TASK INSTRUCTIONS → In the data below, find every line with the string "округа" and pull it out.

ENTRIES SUPPLIED →
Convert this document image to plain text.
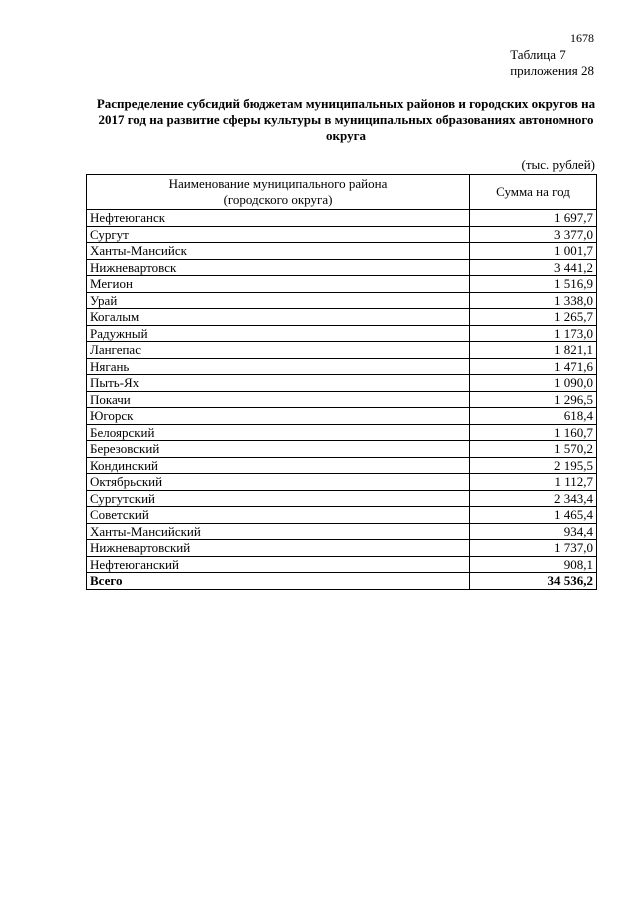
1678
Таблица 7
приложения 28
Распределение субсидий бюджетам муниципальных районов и городских округов на 2017 год на развитие сферы культуры в муниципальных образованиях автономного округа
(тыс. рублей)
Наименование муниципального района
(городского округа)	Сумма на год
Нефтеюганск	1 697,7
Сургут	3 377,0
Ханты-Мансийск	1 001,7
Нижневартовск	3 441,2
Мегион	1 516,9
Урай	1 338,0
Когалым	1 265,7
Радужный	1 173,0
Лангепас	1 821,1
Нягань	1 471,6
Пыть-Ях	1 090,0
Покачи	1 296,5
Югорск	618,4
Белоярский	1 160,7
Березовский	1 570,2
Кондинский	2 195,5
Октябрьский	1 112,7
Сургутский	2 343,4
Советский	1 465,4
Ханты-Мансийский	934,4
Нижневартовский	1 737,0
Нефтеюганский	908,1
Всего	34 536,2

SOLUTION BELOW →
Распределение субсидий бюджетам муниципальных районов и городских округов на 2017 год на развитие сферы культуры в муниципальных образованиях автономного округа
(городского округа)	Сумма на год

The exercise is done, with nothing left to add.